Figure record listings
============
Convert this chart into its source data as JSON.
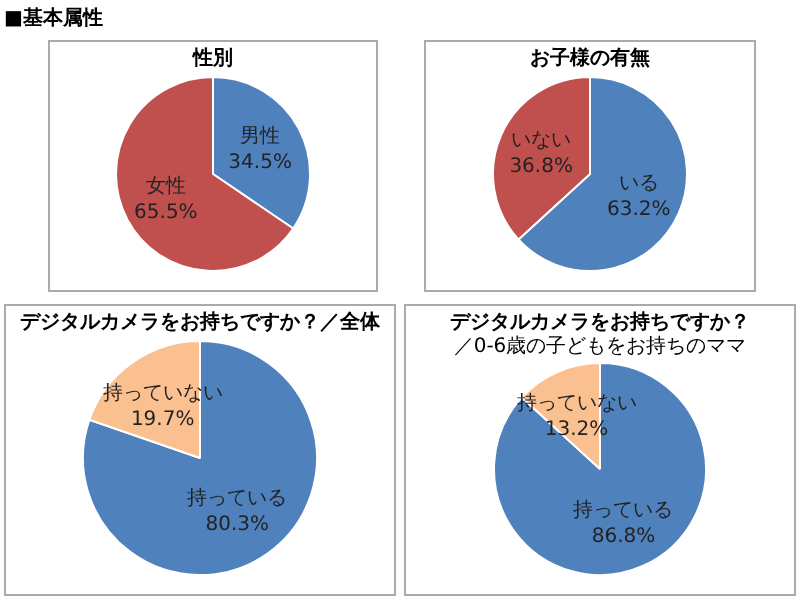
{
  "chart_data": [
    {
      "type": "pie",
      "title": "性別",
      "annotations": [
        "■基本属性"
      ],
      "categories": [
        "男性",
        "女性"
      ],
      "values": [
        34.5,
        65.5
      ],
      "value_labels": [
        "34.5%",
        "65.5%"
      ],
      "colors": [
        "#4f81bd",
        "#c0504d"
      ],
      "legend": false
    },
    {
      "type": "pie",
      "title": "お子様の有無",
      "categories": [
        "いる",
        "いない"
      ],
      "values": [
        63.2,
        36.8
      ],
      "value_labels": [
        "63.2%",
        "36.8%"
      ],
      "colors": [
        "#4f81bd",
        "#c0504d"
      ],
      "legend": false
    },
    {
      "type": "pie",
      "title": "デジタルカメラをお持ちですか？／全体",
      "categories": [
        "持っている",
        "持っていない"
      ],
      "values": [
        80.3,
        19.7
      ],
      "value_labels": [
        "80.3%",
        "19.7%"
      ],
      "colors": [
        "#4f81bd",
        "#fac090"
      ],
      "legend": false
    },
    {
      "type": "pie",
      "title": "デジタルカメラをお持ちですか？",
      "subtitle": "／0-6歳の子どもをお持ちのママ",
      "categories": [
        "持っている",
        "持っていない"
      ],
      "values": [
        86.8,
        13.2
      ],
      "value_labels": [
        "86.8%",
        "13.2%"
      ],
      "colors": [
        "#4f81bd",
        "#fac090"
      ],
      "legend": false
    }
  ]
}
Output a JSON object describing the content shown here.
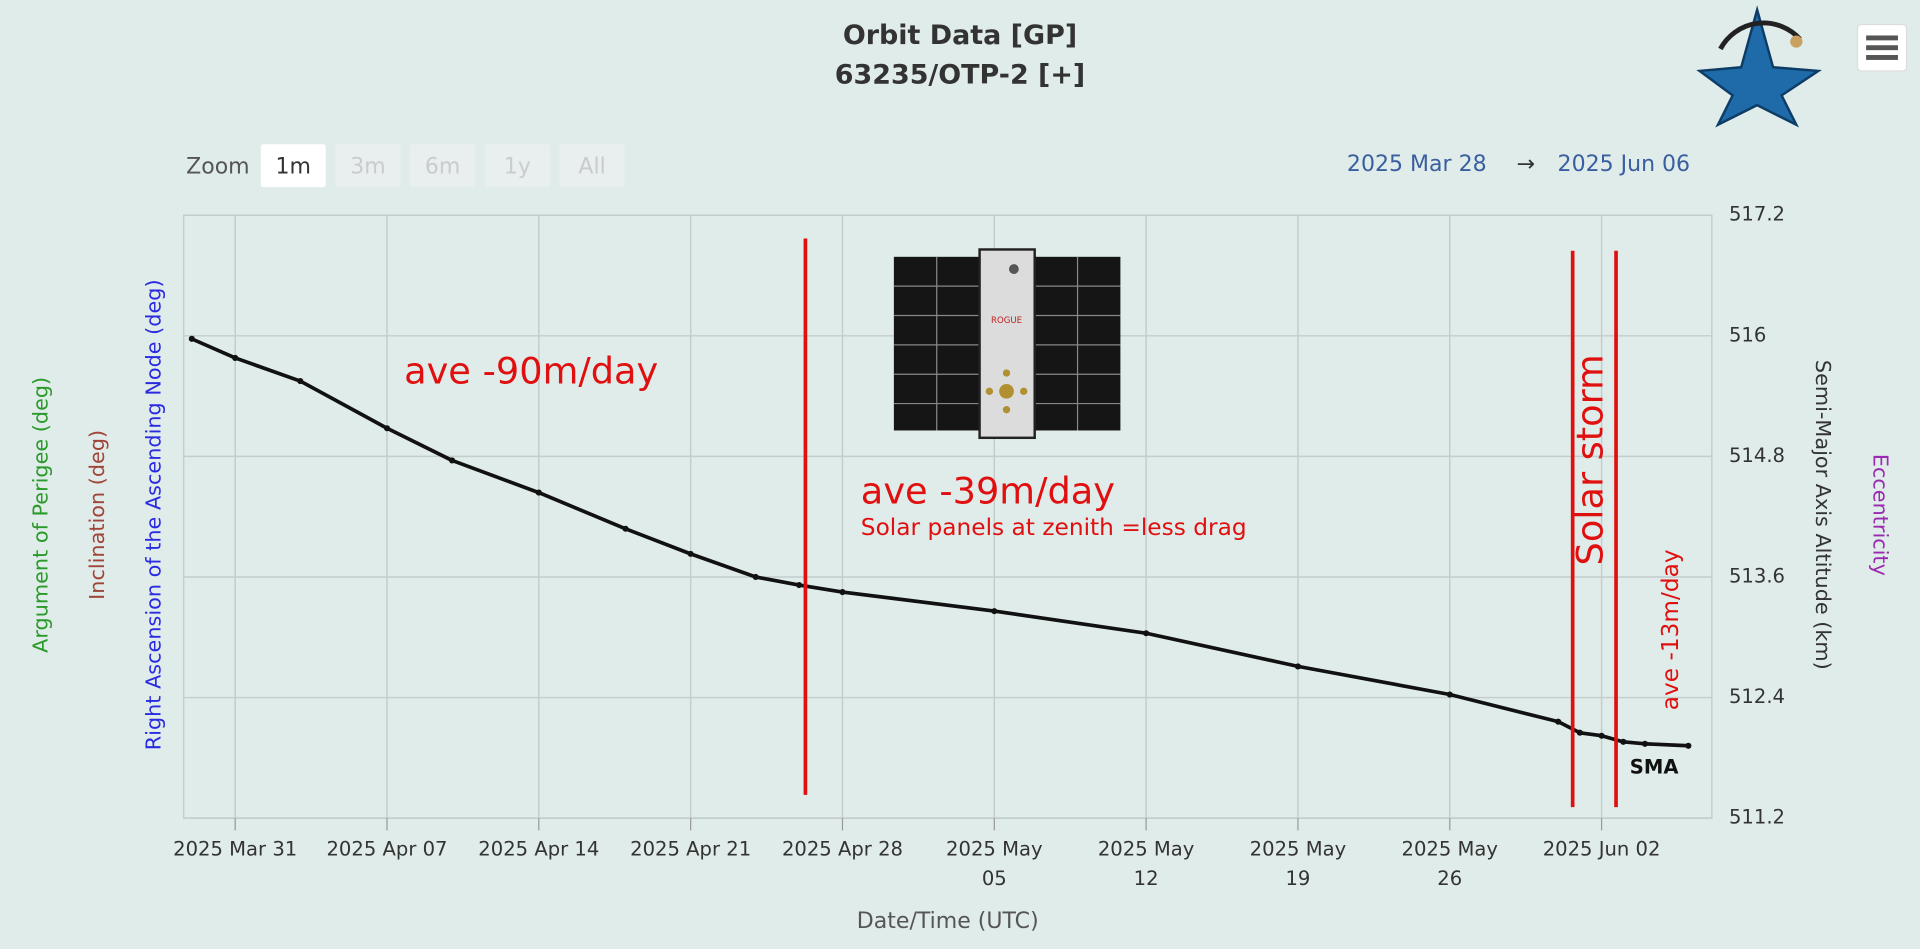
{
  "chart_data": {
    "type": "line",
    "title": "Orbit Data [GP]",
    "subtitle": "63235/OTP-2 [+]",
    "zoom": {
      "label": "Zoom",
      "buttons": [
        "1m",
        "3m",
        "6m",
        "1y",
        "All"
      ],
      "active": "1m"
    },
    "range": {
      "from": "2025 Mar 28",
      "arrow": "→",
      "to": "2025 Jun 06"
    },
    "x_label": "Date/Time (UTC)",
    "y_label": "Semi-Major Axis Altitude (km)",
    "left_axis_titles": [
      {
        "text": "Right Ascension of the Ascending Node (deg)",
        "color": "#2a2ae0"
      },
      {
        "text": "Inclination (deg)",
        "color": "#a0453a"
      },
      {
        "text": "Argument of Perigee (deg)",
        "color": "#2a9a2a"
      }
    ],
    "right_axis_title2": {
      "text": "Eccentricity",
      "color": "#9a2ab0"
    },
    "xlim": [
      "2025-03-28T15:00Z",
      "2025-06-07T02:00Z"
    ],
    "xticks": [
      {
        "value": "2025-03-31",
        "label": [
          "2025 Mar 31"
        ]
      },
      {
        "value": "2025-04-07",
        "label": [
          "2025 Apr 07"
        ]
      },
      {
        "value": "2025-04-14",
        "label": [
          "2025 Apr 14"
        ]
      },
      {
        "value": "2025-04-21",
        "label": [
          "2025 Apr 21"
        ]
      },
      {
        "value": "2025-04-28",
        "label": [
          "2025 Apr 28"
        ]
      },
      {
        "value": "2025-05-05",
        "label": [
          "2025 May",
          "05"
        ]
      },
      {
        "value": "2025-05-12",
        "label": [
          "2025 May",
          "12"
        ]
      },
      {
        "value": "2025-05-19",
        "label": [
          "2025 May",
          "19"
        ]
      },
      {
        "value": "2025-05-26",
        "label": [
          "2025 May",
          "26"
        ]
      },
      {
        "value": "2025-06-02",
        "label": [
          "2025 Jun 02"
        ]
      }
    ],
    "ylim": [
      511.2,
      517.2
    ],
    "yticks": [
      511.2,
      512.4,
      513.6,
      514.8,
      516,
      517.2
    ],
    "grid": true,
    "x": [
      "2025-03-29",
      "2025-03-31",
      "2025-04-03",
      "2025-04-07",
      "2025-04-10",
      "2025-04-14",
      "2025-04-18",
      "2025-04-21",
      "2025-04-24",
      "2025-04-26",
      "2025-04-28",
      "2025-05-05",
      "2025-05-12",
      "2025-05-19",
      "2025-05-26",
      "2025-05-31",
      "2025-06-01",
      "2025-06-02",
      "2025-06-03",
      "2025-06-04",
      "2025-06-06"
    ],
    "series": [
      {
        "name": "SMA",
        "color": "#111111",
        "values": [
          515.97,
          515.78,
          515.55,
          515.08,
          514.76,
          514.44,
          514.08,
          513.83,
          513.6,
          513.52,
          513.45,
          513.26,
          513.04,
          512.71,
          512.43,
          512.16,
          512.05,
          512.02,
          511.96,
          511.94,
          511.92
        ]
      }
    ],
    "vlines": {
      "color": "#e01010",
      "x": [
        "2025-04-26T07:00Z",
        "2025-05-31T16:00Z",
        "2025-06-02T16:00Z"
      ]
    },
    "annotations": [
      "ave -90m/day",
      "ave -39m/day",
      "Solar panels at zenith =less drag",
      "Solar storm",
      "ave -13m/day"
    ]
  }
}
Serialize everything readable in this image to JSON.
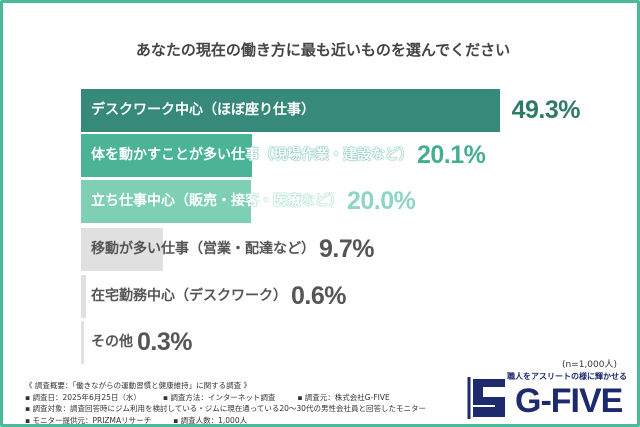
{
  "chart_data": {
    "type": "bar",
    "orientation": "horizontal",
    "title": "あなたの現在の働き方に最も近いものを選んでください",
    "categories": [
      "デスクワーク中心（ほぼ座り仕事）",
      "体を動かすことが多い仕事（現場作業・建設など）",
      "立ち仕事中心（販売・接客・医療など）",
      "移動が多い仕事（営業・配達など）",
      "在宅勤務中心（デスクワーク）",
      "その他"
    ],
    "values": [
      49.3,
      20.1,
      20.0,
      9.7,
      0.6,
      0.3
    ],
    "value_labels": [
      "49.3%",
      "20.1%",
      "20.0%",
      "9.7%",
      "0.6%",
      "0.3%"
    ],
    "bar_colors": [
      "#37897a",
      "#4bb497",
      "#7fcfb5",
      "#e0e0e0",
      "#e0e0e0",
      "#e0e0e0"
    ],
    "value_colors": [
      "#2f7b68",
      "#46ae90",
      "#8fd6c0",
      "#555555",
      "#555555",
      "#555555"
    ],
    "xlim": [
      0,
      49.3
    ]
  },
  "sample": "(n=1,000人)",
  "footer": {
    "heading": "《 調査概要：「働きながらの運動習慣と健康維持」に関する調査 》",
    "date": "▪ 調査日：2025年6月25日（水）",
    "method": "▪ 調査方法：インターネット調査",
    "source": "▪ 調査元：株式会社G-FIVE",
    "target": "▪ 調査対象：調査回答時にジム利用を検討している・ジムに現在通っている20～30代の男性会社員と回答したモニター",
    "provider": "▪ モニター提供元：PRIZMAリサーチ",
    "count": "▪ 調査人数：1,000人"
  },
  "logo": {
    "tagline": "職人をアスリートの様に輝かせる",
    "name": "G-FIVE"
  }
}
============
§ The problem
Print out the material word for word, omitting the pictures.

§ Answer to the problem
Convert this chart into its source data as JSON.
{
  "chart_data": [
    {
      "type": "pie",
      "title": "性別",
      "annotations": [
        "■基本属性"
      ],
      "categories": [
        "男性",
        "女性"
      ],
      "values": [
        34.5,
        65.5
      ],
      "value_labels": [
        "34.5%",
        "65.5%"
      ],
      "colors": [
        "#4f81bd",
        "#c0504d"
      ],
      "legend": false
    },
    {
      "type": "pie",
      "title": "お子様の有無",
      "categories": [
        "いる",
        "いない"
      ],
      "values": [
        63.2,
        36.8
      ],
      "value_labels": [
        "63.2%",
        "36.8%"
      ],
      "colors": [
        "#4f81bd",
        "#c0504d"
      ],
      "legend": false
    },
    {
      "type": "pie",
      "title": "デジタルカメラをお持ちですか？／全体",
      "categories": [
        "持っている",
        "持っていない"
      ],
      "values": [
        80.3,
        19.7
      ],
      "value_labels": [
        "80.3%",
        "19.7%"
      ],
      "colors": [
        "#4f81bd",
        "#fac090"
      ],
      "legend": false
    },
    {
      "type": "pie",
      "title": "デジタルカメラをお持ちですか？",
      "subtitle": "／0-6歳の子どもをお持ちのママ",
      "categories": [
        "持っている",
        "持っていない"
      ],
      "values": [
        86.8,
        13.2
      ],
      "value_labels": [
        "86.8%",
        "13.2%"
      ],
      "colors": [
        "#4f81bd",
        "#fac090"
      ],
      "legend": false
    }
  ]
}
Output a JSON object describing the content shown here.
{
  "chart_data": {
    "type": "line",
    "title": "Orbit Data [GP]",
    "subtitle": "63235/OTP-2 [+]",
    "zoom": {
      "label": "Zoom",
      "buttons": [
        "1m",
        "3m",
        "6m",
        "1y",
        "All"
      ],
      "active": "1m"
    },
    "range": {
      "from": "2025 Mar 28",
      "arrow": "→",
      "to": "2025 Jun 06"
    },
    "x_label": "Date/Time (UTC)",
    "y_label": "Semi-Major Axis Altitude (km)",
    "left_axis_titles": [
      {
        "text": "Right Ascension of the Ascending Node (deg)",
        "color": "#2a2ae0"
      },
      {
        "text": "Inclination (deg)",
        "color": "#a0453a"
      },
      {
        "text": "Argument of Perigee (deg)",
        "color": "#2a9a2a"
      }
    ],
    "right_axis_title2": {
      "text": "Eccentricity",
      "color": "#9a2ab0"
    },
    "xlim": [
      "2025-03-28T15:00Z",
      "2025-06-07T02:00Z"
    ],
    "xticks": [
      {
        "value": "2025-03-31",
        "label": [
          "2025 Mar 31"
        ]
      },
      {
        "value": "2025-04-07",
        "label": [
          "2025 Apr 07"
        ]
      },
      {
        "value": "2025-04-14",
        "label": [
          "2025 Apr 14"
        ]
      },
      {
        "value": "2025-04-21",
        "label": [
          "2025 Apr 21"
        ]
      },
      {
        "value": "2025-04-28",
        "label": [
          "2025 Apr 28"
        ]
      },
      {
        "value": "2025-05-05",
        "label": [
          "2025 May",
          "05"
        ]
      },
      {
        "value": "2025-05-12",
        "label": [
          "2025 May",
          "12"
        ]
      },
      {
        "value": "2025-05-19",
        "label": [
          "2025 May",
          "19"
        ]
      },
      {
        "value": "2025-05-26",
        "label": [
          "2025 May",
          "26"
        ]
      },
      {
        "value": "2025-06-02",
        "label": [
          "2025 Jun 02"
        ]
      }
    ],
    "ylim": [
      511.2,
      517.2
    ],
    "yticks": [
      511.2,
      512.4,
      513.6,
      514.8,
      516,
      517.2
    ],
    "grid": true,
    "x": [
      "2025-03-29",
      "2025-03-31",
      "2025-04-03",
      "2025-04-07",
      "2025-04-10",
      "2025-04-14",
      "2025-04-18",
      "2025-04-21",
      "2025-04-24",
      "2025-04-26",
      "2025-04-28",
      "2025-05-05",
      "2025-05-12",
      "2025-05-19",
      "2025-05-26",
      "2025-05-31",
      "2025-06-01",
      "2025-06-02",
      "2025-06-03",
      "2025-06-04",
      "2025-06-06"
    ],
    "series": [
      {
        "name": "SMA",
        "color": "#111111",
        "values": [
          515.97,
          515.78,
          515.55,
          515.08,
          514.76,
          514.44,
          514.08,
          513.83,
          513.6,
          513.52,
          513.45,
          513.26,
          513.04,
          512.71,
          512.43,
          512.16,
          512.05,
          512.02,
          511.96,
          511.94,
          511.92
        ]
      }
    ],
    "vlines": {
      "color": "#e01010",
      "x": [
        "2025-04-26T07:00Z",
        "2025-05-31T16:00Z",
        "2025-06-02T16:00Z"
      ]
    },
    "annotations": [
      "ave -90m/day",
      "ave -39m/day",
      "Solar panels at zenith =less drag",
      "Solar storm",
      "ave -13m/day"
    ]
  }
}
Serialize everything readable in this image to JSON.
{
  "chart_data": {
    "type": "bar",
    "orientation": "horizontal",
    "title": "あなたの現在の働き方に最も近いものを選んでください",
    "categories": [
      "デスクワーク中心（ほぼ座り仕事）",
      "体を動かすことが多い仕事（現場作業・建設など）",
      "立ち仕事中心（販売・接客・医療など）",
      "移動が多い仕事（営業・配達など）",
      "在宅勤務中心（デスクワーク）",
      "その他"
    ],
    "values": [
      49.3,
      20.1,
      20.0,
      9.7,
      0.6,
      0.3
    ],
    "value_labels": [
      "49.3%",
      "20.1%",
      "20.0%",
      "9.7%",
      "0.6%",
      "0.3%"
    ],
    "bar_colors": [
      "#37897a",
      "#4bb497",
      "#7fcfb5",
      "#e0e0e0",
      "#e0e0e0",
      "#e0e0e0"
    ],
    "value_colors": [
      "#2f7b68",
      "#46ae90",
      "#8fd6c0",
      "#555555",
      "#555555",
      "#555555"
    ],
    "xlim": [
      0,
      49.3
    ]
  },
  "sample": "(n=1,000人)",
  "footer": {
    "heading": "《 調査概要：「働きながらの運動習慣と健康維持」に関する調査 》",
    "date": "▪ 調査日：2025年6月25日（水）",
    "method": "▪ 調査方法：インターネット調査",
    "source": "▪ 調査元：株式会社G-FIVE",
    "target": "▪ 調査対象：調査回答時にジム利用を検討している・ジムに現在通っている20～30代の男性会社員と回答したモニター",
    "provider": "▪ モニター提供元：PRIZMAリサーチ",
    "count": "▪ 調査人数：1,000人"
  },
  "logo": {
    "tagline": "職人をアスリートの様に輝かせる",
    "name": "G-FIVE"
  }
}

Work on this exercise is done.